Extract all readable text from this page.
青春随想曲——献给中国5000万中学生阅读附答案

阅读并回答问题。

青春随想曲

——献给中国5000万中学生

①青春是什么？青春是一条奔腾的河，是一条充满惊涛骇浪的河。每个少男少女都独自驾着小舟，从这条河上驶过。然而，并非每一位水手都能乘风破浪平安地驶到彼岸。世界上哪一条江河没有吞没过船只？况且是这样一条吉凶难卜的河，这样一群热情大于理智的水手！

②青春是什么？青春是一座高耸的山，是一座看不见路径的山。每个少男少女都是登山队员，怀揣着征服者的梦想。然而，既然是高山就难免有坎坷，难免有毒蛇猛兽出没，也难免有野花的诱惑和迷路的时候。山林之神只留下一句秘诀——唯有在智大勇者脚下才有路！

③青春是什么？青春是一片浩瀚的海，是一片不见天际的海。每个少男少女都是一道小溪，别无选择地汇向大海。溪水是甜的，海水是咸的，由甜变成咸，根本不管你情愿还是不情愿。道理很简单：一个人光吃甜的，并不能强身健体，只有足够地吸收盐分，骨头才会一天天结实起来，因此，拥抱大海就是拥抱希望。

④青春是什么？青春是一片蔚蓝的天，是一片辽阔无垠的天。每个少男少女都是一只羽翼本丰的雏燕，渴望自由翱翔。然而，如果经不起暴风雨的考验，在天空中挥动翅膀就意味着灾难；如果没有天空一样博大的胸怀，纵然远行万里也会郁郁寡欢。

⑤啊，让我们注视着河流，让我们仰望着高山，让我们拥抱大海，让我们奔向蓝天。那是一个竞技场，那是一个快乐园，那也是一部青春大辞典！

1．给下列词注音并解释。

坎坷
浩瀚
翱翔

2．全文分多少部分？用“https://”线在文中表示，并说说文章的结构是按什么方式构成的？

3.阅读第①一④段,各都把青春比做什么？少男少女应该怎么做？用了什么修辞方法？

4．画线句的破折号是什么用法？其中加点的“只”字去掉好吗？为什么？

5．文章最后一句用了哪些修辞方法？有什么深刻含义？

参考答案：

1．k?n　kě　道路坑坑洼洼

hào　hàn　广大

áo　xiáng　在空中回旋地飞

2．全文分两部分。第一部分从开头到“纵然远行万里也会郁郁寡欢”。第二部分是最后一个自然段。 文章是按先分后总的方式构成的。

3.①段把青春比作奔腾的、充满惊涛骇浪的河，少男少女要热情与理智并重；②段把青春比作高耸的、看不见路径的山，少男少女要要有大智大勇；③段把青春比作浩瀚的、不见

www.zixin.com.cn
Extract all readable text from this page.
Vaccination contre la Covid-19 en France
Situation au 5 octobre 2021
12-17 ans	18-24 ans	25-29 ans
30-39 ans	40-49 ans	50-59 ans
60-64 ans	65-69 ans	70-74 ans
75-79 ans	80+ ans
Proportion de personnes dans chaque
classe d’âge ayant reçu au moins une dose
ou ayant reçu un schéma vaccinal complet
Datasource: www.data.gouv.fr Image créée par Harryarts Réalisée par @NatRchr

## WORK TO BE COMPLETED
Each line that holds the word "纵然远行万里也会郁郁寡欢" should be extracted from the records.

## FULL SOLUTION
④青春是什么？青春是一片蔚蓝的天，是一片辽阔无垠的天。每个少男少女都是一只羽翼本丰的雏燕，渴望自由翱翔。然而，如果经不起暴风雨的考验，在天空中挥动翅膀就意味着灾难；如果没有天空一样博大的胸怀，纵然远行万里也会郁郁寡欢。
2．全文分两部分。第一部分从开头到“纵然远行万里也会郁郁寡欢”。第二部分是最后一个自然段。 文章是按先分后总的方式构成的。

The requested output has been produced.